- What the exercise asks
Copy out all the lines exactly. Omit pictures.

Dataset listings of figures
========

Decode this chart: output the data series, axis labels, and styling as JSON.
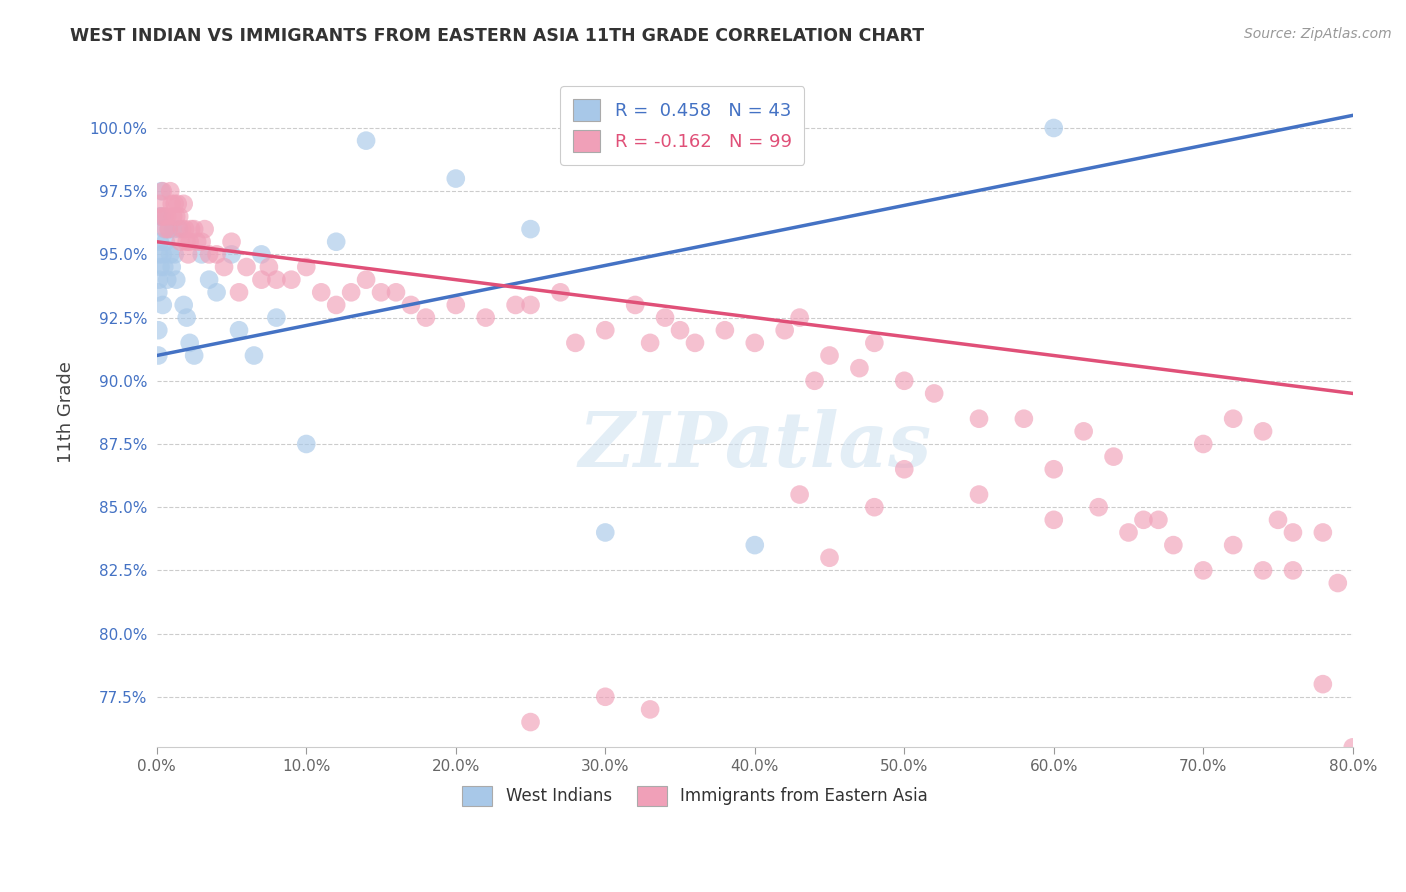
{
  "title": "WEST INDIAN VS IMMIGRANTS FROM EASTERN ASIA 11TH GRADE CORRELATION CHART",
  "source": "Source: ZipAtlas.com",
  "ylabel": "11th Grade",
  "y_ticks": [
    77.5,
    80.0,
    82.5,
    85.0,
    87.5,
    90.0,
    92.5,
    95.0,
    97.5,
    100.0
  ],
  "x_ticks": [
    0.0,
    10.0,
    20.0,
    30.0,
    40.0,
    50.0,
    60.0,
    70.0,
    80.0
  ],
  "xlim": [
    0.0,
    80.0
  ],
  "ylim": [
    75.5,
    102.0
  ],
  "watermark_text": "ZIPatlas",
  "legend_blue_label": "R =  0.458   N = 43",
  "legend_pink_label": "R = -0.162   N = 99",
  "legend_bottom_blue": "West Indians",
  "legend_bottom_pink": "Immigrants from Eastern Asia",
  "blue_color": "#a8c8e8",
  "pink_color": "#f0a0b8",
  "blue_line_color": "#4472c4",
  "pink_line_color": "#e05078",
  "blue_line_x0": 0.0,
  "blue_line_y0": 91.0,
  "blue_line_x1": 80.0,
  "blue_line_y1": 100.5,
  "pink_line_x0": 0.0,
  "pink_line_y0": 95.5,
  "pink_line_x1": 80.0,
  "pink_line_y1": 89.5,
  "blue_points_x": [
    0.1,
    0.1,
    0.1,
    0.15,
    0.15,
    0.2,
    0.2,
    0.25,
    0.3,
    0.3,
    0.4,
    0.4,
    0.5,
    0.5,
    0.6,
    0.7,
    0.8,
    0.9,
    1.0,
    1.1,
    1.2,
    1.3,
    1.5,
    1.8,
    2.0,
    2.2,
    2.5,
    3.0,
    3.5,
    4.0,
    5.0,
    5.5,
    6.5,
    7.0,
    8.0,
    10.0,
    12.0,
    14.0,
    20.0,
    25.0,
    30.0,
    40.0,
    60.0
  ],
  "blue_points_y": [
    93.5,
    92.0,
    91.0,
    95.0,
    94.0,
    96.5,
    95.5,
    94.5,
    97.5,
    96.5,
    95.0,
    93.0,
    96.0,
    94.5,
    95.5,
    94.0,
    96.0,
    95.0,
    94.5,
    96.0,
    95.0,
    94.0,
    96.0,
    93.0,
    92.5,
    91.5,
    91.0,
    95.0,
    94.0,
    93.5,
    95.0,
    92.0,
    91.0,
    95.0,
    92.5,
    87.5,
    95.5,
    99.5,
    98.0,
    96.0,
    84.0,
    83.5,
    100.0
  ],
  "pink_points_x": [
    0.2,
    0.3,
    0.4,
    0.5,
    0.6,
    0.7,
    0.8,
    0.9,
    1.0,
    1.1,
    1.2,
    1.3,
    1.4,
    1.5,
    1.6,
    1.7,
    1.8,
    1.9,
    2.0,
    2.1,
    2.2,
    2.3,
    2.5,
    2.7,
    3.0,
    3.2,
    3.5,
    4.0,
    4.5,
    5.0,
    5.5,
    6.0,
    7.0,
    7.5,
    8.0,
    9.0,
    10.0,
    11.0,
    12.0,
    13.0,
    14.0,
    15.0,
    16.0,
    17.0,
    18.0,
    20.0,
    22.0,
    24.0,
    25.0,
    27.0,
    28.0,
    30.0,
    32.0,
    33.0,
    34.0,
    35.0,
    36.0,
    38.0,
    40.0,
    42.0,
    43.0,
    44.0,
    45.0,
    47.0,
    48.0,
    50.0,
    52.0,
    55.0,
    58.0,
    60.0,
    62.0,
    64.0,
    66.0,
    68.0,
    70.0,
    72.0,
    74.0,
    75.0,
    76.0,
    78.0,
    79.0,
    80.0,
    50.0,
    55.0,
    60.0,
    63.0,
    65.0,
    67.0,
    70.0,
    72.0,
    74.0,
    76.0,
    78.0,
    43.0,
    45.0,
    48.0,
    30.0,
    33.0,
    25.0
  ],
  "pink_points_y": [
    97.0,
    96.5,
    97.5,
    96.5,
    96.0,
    96.5,
    96.0,
    97.5,
    97.0,
    96.5,
    97.0,
    96.5,
    97.0,
    96.5,
    95.5,
    96.0,
    97.0,
    96.0,
    95.5,
    95.0,
    95.5,
    96.0,
    96.0,
    95.5,
    95.5,
    96.0,
    95.0,
    95.0,
    94.5,
    95.5,
    93.5,
    94.5,
    94.0,
    94.5,
    94.0,
    94.0,
    94.5,
    93.5,
    93.0,
    93.5,
    94.0,
    93.5,
    93.5,
    93.0,
    92.5,
    93.0,
    92.5,
    93.0,
    93.0,
    93.5,
    91.5,
    92.0,
    93.0,
    91.5,
    92.5,
    92.0,
    91.5,
    92.0,
    91.5,
    92.0,
    92.5,
    90.0,
    91.0,
    90.5,
    91.5,
    90.0,
    89.5,
    88.5,
    88.5,
    86.5,
    88.0,
    87.0,
    84.5,
    83.5,
    87.5,
    88.5,
    88.0,
    84.5,
    82.5,
    84.0,
    82.0,
    75.5,
    86.5,
    85.5,
    84.5,
    85.0,
    84.0,
    84.5,
    82.5,
    83.5,
    82.5,
    84.0,
    78.0,
    85.5,
    83.0,
    85.0,
    77.5,
    77.0,
    76.5
  ]
}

========

- Complete output
Decode this chart: output the data series, axis labels, and styling as JSON.
{
  "title": "WEST INDIAN VS IMMIGRANTS FROM EASTERN ASIA 11TH GRADE CORRELATION CHART",
  "source": "Source: ZipAtlas.com",
  "ylabel": "11th Grade",
  "y_ticks": [
    77.5,
    80.0,
    82.5,
    85.0,
    87.5,
    90.0,
    92.5,
    95.0,
    97.5,
    100.0
  ],
  "x_ticks": [
    0.0,
    10.0,
    20.0,
    30.0,
    40.0,
    50.0,
    60.0,
    70.0,
    80.0
  ],
  "xlim": [
    0.0,
    80.0
  ],
  "ylim": [
    75.5,
    102.0
  ],
  "watermark_text": "ZIPatlas",
  "legend_blue_label": "R =  0.458   N = 43",
  "legend_pink_label": "R = -0.162   N = 99",
  "legend_bottom_blue": "West Indians",
  "legend_bottom_pink": "Immigrants from Eastern Asia",
  "blue_color": "#a8c8e8",
  "pink_color": "#f0a0b8",
  "blue_line_color": "#4472c4",
  "pink_line_color": "#e05078",
  "blue_line_x0": 0.0,
  "blue_line_y0": 91.0,
  "blue_line_x1": 80.0,
  "blue_line_y1": 100.5,
  "pink_line_x0": 0.0,
  "pink_line_y0": 95.5,
  "pink_line_x1": 80.0,
  "pink_line_y1": 89.5,
  "blue_points_x": [
    0.1,
    0.1,
    0.1,
    0.15,
    0.15,
    0.2,
    0.2,
    0.25,
    0.3,
    0.3,
    0.4,
    0.4,
    0.5,
    0.5,
    0.6,
    0.7,
    0.8,
    0.9,
    1.0,
    1.1,
    1.2,
    1.3,
    1.5,
    1.8,
    2.0,
    2.2,
    2.5,
    3.0,
    3.5,
    4.0,
    5.0,
    5.5,
    6.5,
    7.0,
    8.0,
    10.0,
    12.0,
    14.0,
    20.0,
    25.0,
    30.0,
    40.0,
    60.0
  ],
  "blue_points_y": [
    93.5,
    92.0,
    91.0,
    95.0,
    94.0,
    96.5,
    95.5,
    94.5,
    97.5,
    96.5,
    95.0,
    93.0,
    96.0,
    94.5,
    95.5,
    94.0,
    96.0,
    95.0,
    94.5,
    96.0,
    95.0,
    94.0,
    96.0,
    93.0,
    92.5,
    91.5,
    91.0,
    95.0,
    94.0,
    93.5,
    95.0,
    92.0,
    91.0,
    95.0,
    92.5,
    87.5,
    95.5,
    99.5,
    98.0,
    96.0,
    84.0,
    83.5,
    100.0
  ],
  "pink_points_x": [
    0.2,
    0.3,
    0.4,
    0.5,
    0.6,
    0.7,
    0.8,
    0.9,
    1.0,
    1.1,
    1.2,
    1.3,
    1.4,
    1.5,
    1.6,
    1.7,
    1.8,
    1.9,
    2.0,
    2.1,
    2.2,
    2.3,
    2.5,
    2.7,
    3.0,
    3.2,
    3.5,
    4.0,
    4.5,
    5.0,
    5.5,
    6.0,
    7.0,
    7.5,
    8.0,
    9.0,
    10.0,
    11.0,
    12.0,
    13.0,
    14.0,
    15.0,
    16.0,
    17.0,
    18.0,
    20.0,
    22.0,
    24.0,
    25.0,
    27.0,
    28.0,
    30.0,
    32.0,
    33.0,
    34.0,
    35.0,
    36.0,
    38.0,
    40.0,
    42.0,
    43.0,
    44.0,
    45.0,
    47.0,
    48.0,
    50.0,
    52.0,
    55.0,
    58.0,
    60.0,
    62.0,
    64.0,
    66.0,
    68.0,
    70.0,
    72.0,
    74.0,
    75.0,
    76.0,
    78.0,
    79.0,
    80.0,
    50.0,
    55.0,
    60.0,
    63.0,
    65.0,
    67.0,
    70.0,
    72.0,
    74.0,
    76.0,
    78.0,
    43.0,
    45.0,
    48.0,
    30.0,
    33.0,
    25.0
  ],
  "pink_points_y": [
    97.0,
    96.5,
    97.5,
    96.5,
    96.0,
    96.5,
    96.0,
    97.5,
    97.0,
    96.5,
    97.0,
    96.5,
    97.0,
    96.5,
    95.5,
    96.0,
    97.0,
    96.0,
    95.5,
    95.0,
    95.5,
    96.0,
    96.0,
    95.5,
    95.5,
    96.0,
    95.0,
    95.0,
    94.5,
    95.5,
    93.5,
    94.5,
    94.0,
    94.5,
    94.0,
    94.0,
    94.5,
    93.5,
    93.0,
    93.5,
    94.0,
    93.5,
    93.5,
    93.0,
    92.5,
    93.0,
    92.5,
    93.0,
    93.0,
    93.5,
    91.5,
    92.0,
    93.0,
    91.5,
    92.5,
    92.0,
    91.5,
    92.0,
    91.5,
    92.0,
    92.5,
    90.0,
    91.0,
    90.5,
    91.5,
    90.0,
    89.5,
    88.5,
    88.5,
    86.5,
    88.0,
    87.0,
    84.5,
    83.5,
    87.5,
    88.5,
    88.0,
    84.5,
    82.5,
    84.0,
    82.0,
    75.5,
    86.5,
    85.5,
    84.5,
    85.0,
    84.0,
    84.5,
    82.5,
    83.5,
    82.5,
    84.0,
    78.0,
    85.5,
    83.0,
    85.0,
    77.5,
    77.0,
    76.5
  ]
}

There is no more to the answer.